*CHALLENGE*. Scan the entries for the string "Uady" and give the number of lines that have it, nothing further.

*DATA FOR THIS EXERCISE*.
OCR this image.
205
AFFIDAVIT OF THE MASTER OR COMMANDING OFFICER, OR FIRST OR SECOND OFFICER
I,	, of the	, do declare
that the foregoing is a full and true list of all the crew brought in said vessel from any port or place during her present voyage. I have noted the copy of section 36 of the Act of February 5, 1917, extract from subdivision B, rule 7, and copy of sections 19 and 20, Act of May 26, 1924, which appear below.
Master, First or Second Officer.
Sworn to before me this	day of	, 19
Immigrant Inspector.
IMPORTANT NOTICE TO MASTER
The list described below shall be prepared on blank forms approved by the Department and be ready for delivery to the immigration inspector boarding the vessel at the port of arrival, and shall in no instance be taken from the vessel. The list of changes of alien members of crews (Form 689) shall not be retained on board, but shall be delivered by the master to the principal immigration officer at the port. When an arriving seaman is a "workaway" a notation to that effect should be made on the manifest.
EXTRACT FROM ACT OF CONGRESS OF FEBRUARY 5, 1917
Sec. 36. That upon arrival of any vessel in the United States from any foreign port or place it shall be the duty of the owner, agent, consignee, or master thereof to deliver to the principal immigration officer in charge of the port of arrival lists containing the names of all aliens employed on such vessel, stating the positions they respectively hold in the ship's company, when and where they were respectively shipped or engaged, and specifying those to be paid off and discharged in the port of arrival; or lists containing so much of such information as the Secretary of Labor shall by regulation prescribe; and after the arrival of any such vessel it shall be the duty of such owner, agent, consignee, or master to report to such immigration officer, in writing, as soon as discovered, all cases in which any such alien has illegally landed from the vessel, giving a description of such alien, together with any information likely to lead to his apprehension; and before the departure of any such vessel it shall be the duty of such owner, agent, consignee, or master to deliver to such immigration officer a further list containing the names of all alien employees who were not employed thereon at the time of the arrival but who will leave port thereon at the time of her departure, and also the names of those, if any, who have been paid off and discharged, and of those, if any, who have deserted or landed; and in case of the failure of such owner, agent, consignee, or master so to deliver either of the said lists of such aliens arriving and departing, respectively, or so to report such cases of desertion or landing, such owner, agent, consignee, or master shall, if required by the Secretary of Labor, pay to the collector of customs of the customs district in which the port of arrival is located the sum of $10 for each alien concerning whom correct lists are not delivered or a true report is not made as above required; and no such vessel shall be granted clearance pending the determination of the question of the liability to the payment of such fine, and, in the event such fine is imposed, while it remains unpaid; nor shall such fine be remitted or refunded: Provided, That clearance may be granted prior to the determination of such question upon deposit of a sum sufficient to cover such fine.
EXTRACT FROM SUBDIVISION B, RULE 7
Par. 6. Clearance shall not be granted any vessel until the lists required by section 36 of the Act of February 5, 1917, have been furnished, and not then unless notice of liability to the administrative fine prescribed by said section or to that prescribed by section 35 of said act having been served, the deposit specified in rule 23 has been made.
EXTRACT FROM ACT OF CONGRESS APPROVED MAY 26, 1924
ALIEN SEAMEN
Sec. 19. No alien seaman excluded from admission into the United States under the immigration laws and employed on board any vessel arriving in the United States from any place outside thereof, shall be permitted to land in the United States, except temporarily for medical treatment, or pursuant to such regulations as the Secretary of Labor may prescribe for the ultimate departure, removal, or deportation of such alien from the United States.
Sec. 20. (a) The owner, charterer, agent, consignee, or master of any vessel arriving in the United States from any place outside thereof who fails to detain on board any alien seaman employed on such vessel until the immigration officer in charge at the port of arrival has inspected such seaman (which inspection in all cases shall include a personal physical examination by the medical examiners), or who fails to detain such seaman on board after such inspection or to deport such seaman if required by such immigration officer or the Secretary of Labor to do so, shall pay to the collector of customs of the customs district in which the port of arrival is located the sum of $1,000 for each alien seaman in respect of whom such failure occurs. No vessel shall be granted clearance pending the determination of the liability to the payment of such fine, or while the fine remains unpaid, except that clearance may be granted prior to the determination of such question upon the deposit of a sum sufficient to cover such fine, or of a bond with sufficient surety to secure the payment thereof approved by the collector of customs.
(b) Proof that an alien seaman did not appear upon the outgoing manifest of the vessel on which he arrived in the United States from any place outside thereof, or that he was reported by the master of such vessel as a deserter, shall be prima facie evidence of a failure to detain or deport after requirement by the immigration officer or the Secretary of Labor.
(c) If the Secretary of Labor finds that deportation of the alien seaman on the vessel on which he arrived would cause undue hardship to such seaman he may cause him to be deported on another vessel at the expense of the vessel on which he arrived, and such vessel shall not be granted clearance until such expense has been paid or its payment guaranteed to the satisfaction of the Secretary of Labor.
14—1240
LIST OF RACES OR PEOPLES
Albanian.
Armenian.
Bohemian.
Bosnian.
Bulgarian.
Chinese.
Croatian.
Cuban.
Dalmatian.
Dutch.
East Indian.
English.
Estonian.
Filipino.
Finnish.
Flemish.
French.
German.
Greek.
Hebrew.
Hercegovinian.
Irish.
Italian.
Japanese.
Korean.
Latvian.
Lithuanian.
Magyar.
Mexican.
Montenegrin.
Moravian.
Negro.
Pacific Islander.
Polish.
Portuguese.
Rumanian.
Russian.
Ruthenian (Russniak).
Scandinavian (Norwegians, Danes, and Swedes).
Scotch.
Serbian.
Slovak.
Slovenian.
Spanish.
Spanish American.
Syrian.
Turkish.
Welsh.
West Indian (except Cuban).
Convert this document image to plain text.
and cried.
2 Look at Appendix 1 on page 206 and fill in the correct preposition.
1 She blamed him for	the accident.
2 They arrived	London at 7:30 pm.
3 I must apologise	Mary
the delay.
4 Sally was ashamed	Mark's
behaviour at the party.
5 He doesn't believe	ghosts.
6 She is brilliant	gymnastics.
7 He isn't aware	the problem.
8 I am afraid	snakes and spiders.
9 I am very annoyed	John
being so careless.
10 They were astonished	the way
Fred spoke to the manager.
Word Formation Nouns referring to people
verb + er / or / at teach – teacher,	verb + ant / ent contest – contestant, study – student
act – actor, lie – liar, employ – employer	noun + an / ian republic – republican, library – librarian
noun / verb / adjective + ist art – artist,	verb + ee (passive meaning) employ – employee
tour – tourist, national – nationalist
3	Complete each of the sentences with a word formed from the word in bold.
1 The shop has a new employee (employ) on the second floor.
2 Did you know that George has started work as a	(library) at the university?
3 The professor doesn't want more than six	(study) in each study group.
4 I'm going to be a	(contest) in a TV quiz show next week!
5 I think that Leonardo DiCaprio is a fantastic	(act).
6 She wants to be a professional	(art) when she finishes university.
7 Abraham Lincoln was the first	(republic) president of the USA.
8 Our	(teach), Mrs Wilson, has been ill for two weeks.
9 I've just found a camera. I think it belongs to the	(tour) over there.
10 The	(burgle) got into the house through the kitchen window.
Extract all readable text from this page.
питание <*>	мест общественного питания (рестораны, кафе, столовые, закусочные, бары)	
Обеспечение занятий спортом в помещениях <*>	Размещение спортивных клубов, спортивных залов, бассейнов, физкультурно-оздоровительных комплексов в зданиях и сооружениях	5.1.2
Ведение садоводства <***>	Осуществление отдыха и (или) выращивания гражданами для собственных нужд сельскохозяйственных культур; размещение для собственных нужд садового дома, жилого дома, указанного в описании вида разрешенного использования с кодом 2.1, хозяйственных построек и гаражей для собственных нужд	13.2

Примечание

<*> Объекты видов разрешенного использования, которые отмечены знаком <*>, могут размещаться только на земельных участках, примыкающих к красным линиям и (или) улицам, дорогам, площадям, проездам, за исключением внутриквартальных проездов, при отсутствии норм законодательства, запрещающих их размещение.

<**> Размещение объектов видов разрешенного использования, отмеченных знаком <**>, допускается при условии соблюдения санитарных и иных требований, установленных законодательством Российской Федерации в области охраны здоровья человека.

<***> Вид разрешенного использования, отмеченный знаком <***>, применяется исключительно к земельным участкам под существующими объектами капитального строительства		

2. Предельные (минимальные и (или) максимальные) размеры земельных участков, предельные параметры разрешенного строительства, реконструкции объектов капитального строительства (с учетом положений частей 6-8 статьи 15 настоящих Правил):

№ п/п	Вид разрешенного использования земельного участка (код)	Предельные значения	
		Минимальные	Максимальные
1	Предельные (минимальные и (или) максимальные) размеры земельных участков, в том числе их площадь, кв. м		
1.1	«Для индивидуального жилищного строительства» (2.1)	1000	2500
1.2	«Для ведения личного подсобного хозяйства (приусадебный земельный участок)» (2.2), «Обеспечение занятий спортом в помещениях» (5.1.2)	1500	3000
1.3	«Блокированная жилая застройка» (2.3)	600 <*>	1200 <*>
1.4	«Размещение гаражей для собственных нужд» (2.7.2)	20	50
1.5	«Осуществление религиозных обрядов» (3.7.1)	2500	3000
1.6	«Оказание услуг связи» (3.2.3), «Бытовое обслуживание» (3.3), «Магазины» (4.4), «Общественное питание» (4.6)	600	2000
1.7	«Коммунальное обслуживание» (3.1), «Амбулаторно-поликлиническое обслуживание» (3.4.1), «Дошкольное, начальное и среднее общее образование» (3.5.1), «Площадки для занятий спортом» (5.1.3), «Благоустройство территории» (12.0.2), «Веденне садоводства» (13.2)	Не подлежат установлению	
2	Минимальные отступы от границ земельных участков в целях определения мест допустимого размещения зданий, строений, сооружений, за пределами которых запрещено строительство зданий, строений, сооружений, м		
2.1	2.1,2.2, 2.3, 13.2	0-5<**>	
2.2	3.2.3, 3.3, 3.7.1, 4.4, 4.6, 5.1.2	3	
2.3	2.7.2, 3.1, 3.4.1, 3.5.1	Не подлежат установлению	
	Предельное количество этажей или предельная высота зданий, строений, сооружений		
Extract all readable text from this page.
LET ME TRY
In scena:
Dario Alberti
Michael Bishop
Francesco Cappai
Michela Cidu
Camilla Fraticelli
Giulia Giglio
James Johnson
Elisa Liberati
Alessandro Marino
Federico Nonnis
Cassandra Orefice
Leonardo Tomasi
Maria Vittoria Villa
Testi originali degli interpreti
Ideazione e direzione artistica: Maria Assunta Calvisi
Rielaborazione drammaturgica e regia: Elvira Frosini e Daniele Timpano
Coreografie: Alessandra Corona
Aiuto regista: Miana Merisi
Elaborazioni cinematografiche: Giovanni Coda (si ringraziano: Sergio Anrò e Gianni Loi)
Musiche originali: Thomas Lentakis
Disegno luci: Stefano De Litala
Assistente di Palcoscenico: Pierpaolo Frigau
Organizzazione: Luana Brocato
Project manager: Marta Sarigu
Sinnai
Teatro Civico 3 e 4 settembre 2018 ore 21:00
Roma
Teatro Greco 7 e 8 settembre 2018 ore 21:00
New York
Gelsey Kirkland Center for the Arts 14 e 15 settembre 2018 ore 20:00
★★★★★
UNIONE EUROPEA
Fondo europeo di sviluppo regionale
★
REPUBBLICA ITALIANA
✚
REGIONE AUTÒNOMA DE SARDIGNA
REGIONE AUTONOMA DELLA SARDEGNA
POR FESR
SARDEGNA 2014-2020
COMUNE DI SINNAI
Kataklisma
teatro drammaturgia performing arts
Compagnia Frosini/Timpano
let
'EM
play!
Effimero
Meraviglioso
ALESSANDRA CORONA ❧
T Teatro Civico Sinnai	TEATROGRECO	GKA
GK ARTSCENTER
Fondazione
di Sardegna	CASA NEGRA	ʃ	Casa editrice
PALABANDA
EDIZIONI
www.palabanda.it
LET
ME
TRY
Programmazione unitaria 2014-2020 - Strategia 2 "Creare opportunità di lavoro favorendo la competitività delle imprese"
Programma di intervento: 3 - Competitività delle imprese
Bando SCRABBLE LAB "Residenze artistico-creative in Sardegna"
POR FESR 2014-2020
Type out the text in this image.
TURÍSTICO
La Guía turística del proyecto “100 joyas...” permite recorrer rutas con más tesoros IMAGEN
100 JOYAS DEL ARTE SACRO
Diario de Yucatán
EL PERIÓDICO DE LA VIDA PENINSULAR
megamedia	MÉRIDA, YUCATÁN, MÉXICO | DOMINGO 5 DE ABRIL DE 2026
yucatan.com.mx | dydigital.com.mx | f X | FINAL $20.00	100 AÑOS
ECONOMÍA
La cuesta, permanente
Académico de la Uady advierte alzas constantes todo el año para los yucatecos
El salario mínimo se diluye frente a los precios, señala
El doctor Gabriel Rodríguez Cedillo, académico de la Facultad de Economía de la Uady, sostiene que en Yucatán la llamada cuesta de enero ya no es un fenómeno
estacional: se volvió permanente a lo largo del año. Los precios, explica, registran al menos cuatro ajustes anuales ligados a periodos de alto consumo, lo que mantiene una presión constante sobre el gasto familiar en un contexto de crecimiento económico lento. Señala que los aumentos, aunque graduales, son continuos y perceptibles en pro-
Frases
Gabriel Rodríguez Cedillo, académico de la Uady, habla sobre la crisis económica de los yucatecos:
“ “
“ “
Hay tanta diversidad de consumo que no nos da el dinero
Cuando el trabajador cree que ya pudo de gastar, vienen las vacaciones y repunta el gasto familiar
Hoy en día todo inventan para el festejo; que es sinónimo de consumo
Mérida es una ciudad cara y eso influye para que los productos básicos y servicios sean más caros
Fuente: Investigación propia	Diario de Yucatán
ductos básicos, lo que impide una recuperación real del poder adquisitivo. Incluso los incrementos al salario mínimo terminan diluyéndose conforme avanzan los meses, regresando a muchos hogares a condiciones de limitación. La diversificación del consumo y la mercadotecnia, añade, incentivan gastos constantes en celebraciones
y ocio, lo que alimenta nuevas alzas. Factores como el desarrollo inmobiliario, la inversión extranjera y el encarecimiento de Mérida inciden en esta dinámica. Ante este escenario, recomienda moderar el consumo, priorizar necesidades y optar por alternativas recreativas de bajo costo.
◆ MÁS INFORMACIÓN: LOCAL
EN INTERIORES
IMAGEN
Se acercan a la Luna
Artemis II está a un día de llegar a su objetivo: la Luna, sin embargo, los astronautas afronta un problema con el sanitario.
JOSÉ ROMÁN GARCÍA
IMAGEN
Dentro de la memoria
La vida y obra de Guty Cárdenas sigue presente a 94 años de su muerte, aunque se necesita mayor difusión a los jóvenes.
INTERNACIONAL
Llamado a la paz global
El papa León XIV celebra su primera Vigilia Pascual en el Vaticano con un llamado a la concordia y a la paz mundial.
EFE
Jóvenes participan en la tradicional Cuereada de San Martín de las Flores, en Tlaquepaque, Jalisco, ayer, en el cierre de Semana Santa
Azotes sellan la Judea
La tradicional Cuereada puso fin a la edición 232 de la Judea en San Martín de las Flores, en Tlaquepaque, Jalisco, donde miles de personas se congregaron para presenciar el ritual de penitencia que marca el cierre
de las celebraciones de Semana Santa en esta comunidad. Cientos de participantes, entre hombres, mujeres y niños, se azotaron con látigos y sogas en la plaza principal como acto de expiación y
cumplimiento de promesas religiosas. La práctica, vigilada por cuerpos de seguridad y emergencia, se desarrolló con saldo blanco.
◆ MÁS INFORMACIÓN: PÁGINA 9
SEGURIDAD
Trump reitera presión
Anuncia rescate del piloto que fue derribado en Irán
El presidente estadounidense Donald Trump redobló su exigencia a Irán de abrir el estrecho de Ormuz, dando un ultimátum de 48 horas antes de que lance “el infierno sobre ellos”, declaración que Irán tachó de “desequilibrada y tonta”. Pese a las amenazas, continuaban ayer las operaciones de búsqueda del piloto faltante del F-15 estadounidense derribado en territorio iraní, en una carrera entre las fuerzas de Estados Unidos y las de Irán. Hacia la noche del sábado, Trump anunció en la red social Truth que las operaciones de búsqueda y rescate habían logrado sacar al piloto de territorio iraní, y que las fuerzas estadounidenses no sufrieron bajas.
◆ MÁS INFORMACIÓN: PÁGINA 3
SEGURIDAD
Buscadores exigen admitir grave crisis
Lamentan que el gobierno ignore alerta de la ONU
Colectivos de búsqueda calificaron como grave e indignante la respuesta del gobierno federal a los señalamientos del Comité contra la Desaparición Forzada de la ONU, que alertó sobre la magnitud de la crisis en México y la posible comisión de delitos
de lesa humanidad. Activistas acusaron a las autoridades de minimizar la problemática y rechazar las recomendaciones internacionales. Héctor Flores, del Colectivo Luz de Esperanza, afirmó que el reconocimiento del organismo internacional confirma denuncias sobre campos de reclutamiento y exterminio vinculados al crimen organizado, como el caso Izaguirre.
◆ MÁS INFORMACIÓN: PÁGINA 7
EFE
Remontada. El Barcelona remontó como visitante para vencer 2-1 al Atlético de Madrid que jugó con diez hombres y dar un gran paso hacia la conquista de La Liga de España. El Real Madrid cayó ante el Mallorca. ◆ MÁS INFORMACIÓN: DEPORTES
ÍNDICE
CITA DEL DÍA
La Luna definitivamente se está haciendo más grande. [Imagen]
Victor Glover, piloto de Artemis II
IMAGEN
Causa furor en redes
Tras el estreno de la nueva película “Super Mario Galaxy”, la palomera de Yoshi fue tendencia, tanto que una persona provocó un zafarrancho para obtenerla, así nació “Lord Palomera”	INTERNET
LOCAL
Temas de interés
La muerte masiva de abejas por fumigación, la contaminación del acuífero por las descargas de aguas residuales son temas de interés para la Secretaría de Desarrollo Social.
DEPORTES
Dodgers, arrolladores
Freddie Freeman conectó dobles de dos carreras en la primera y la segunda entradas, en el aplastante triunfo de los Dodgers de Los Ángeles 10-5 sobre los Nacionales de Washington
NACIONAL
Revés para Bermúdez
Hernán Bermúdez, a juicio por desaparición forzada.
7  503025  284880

*EXERCISE RESPONSE*. 3